#### TASK DESCRIPTION
Look through the data below and return each line where "palais" appears.
* Start DATA ROWS *
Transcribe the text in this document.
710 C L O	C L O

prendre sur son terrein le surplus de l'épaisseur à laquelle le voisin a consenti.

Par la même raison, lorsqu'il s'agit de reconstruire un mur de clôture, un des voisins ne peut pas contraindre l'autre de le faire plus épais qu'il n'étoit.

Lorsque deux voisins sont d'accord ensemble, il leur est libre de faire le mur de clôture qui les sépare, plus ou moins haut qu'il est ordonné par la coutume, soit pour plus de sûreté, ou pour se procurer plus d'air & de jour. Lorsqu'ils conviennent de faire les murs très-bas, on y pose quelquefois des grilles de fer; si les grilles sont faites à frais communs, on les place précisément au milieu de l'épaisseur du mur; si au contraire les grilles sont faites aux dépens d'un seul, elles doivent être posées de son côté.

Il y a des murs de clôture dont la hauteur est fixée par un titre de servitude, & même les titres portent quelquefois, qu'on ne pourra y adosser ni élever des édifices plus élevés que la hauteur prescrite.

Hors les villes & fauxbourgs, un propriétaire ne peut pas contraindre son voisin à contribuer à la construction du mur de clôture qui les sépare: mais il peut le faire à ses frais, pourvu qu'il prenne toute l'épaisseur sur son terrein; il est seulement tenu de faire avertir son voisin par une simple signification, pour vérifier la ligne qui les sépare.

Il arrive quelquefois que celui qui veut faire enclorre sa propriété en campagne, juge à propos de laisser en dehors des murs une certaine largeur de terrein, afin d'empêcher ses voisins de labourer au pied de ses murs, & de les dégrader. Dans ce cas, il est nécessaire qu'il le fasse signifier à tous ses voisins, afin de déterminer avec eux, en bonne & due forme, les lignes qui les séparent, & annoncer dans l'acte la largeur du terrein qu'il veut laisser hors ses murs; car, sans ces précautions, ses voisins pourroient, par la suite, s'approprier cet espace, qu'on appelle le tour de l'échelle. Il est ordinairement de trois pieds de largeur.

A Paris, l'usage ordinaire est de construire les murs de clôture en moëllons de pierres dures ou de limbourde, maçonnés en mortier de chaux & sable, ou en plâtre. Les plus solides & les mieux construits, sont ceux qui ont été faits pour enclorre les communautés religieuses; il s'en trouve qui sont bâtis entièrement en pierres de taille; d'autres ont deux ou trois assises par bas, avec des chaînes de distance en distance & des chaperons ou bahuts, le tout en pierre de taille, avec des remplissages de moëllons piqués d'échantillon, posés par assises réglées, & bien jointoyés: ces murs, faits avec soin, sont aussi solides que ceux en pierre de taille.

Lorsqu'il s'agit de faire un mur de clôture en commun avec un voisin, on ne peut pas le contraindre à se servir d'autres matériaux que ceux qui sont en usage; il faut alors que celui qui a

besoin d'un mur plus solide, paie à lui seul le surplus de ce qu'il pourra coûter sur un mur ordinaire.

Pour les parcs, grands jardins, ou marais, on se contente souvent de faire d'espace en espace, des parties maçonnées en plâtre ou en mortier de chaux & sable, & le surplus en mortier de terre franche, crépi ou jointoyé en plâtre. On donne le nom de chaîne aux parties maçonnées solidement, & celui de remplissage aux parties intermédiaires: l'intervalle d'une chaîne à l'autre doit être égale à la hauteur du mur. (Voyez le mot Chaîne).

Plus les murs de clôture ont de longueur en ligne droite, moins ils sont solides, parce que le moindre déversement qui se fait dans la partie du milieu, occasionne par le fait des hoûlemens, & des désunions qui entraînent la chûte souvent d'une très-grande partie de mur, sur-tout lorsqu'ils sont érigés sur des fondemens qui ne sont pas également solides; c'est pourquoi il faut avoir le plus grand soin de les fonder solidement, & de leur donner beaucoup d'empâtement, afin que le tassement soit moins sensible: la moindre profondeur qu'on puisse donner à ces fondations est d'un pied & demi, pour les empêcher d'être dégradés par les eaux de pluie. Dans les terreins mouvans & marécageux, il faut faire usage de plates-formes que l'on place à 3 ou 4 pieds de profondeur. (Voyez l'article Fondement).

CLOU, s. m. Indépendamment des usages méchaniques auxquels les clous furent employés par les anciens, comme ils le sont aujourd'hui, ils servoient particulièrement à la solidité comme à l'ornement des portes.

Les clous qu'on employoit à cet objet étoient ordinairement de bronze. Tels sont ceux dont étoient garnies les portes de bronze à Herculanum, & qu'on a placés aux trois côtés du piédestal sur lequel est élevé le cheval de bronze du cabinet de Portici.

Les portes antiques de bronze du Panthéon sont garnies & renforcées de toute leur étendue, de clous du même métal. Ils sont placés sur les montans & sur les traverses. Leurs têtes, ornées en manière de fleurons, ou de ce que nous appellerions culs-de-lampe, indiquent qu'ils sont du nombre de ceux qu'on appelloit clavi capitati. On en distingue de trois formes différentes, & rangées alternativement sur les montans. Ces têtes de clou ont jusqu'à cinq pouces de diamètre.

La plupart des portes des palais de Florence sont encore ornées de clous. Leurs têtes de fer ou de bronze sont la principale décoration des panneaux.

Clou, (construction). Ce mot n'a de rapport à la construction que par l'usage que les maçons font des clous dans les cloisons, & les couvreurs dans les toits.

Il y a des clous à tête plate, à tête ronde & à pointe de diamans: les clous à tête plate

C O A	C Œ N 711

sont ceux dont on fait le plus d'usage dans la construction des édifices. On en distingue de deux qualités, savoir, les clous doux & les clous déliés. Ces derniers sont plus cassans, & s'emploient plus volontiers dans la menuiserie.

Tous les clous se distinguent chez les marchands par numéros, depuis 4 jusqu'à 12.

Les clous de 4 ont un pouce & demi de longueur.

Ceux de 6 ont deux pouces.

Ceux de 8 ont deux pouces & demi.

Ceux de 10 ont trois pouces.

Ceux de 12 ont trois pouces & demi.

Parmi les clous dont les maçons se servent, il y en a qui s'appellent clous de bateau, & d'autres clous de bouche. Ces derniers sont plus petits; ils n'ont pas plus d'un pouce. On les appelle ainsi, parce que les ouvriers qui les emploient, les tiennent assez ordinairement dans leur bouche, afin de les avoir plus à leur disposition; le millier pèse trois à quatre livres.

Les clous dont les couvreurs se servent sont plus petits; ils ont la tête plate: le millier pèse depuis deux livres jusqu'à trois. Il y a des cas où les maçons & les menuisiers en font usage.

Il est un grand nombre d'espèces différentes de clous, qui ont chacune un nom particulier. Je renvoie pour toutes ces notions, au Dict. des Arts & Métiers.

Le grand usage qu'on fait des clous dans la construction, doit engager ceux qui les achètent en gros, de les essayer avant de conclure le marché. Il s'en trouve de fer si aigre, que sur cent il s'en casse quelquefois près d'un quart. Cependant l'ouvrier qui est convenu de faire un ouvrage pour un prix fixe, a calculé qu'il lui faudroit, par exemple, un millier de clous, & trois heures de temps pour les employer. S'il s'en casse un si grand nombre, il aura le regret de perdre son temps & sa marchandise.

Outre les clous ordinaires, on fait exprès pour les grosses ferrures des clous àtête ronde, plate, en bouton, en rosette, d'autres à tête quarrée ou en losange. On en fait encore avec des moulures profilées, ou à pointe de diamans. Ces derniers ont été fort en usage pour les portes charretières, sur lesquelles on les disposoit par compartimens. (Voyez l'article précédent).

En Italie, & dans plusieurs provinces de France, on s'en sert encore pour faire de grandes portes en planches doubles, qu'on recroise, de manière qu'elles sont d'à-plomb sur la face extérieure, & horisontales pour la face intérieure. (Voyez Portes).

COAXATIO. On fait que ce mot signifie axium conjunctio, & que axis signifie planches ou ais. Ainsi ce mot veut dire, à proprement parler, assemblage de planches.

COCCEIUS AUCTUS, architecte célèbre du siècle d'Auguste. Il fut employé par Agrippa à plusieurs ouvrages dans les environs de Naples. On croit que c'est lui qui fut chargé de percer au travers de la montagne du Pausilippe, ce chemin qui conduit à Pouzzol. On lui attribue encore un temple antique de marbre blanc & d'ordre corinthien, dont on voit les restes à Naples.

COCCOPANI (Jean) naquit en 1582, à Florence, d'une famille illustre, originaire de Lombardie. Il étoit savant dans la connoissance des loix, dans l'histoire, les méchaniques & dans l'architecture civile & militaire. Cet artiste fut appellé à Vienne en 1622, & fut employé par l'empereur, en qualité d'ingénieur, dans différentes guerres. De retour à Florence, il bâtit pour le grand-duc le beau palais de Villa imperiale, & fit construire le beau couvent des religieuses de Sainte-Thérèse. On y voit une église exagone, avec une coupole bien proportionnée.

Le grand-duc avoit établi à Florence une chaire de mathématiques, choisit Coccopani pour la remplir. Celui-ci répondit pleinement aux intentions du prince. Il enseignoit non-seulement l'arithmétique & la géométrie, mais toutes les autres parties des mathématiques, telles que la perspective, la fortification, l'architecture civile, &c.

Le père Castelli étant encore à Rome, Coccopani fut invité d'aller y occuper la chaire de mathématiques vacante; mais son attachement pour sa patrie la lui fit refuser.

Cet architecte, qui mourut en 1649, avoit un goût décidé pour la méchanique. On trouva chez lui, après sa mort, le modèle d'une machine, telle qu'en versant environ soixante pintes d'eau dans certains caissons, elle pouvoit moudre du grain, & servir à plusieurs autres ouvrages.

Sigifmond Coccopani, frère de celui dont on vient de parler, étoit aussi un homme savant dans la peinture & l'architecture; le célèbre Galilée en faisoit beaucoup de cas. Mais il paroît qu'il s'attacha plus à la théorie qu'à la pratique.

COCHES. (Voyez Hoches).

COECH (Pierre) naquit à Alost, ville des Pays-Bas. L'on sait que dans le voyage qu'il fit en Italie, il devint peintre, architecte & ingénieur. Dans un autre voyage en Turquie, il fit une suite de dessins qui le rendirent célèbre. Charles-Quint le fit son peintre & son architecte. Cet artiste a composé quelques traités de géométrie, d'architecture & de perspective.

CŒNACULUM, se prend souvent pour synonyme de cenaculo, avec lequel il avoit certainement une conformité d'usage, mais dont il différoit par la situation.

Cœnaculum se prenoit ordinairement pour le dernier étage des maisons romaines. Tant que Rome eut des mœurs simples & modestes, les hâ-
* End DATA ROWS *
#### EXERCISE RESPONSE
La plupart des portes des palais de Florence sont encore ornées de clous. Leurs têtes de fer ou de bronze sont la principale décoration des panneaux.
COCCOPANI (Jean) naquit en 1582, à Florence, d'une famille illustre, originaire de Lombardie. Il étoit savant dans la connoissance des loix, dans l'histoire, les méchaniques & dans l'architecture civile & militaire. Cet artiste fut appellé à Vienne en 1622, & fut employé par l'empereur, en qualité d'ingénieur, dans différentes guerres. De retour à Florence, il bâtit pour le grand-duc le beau palais de Villa imperiale, & fit construire le beau couvent des religieuses de Sainte-Thérèse. On y voit une église exagone, avec une coupole bien proportionnée.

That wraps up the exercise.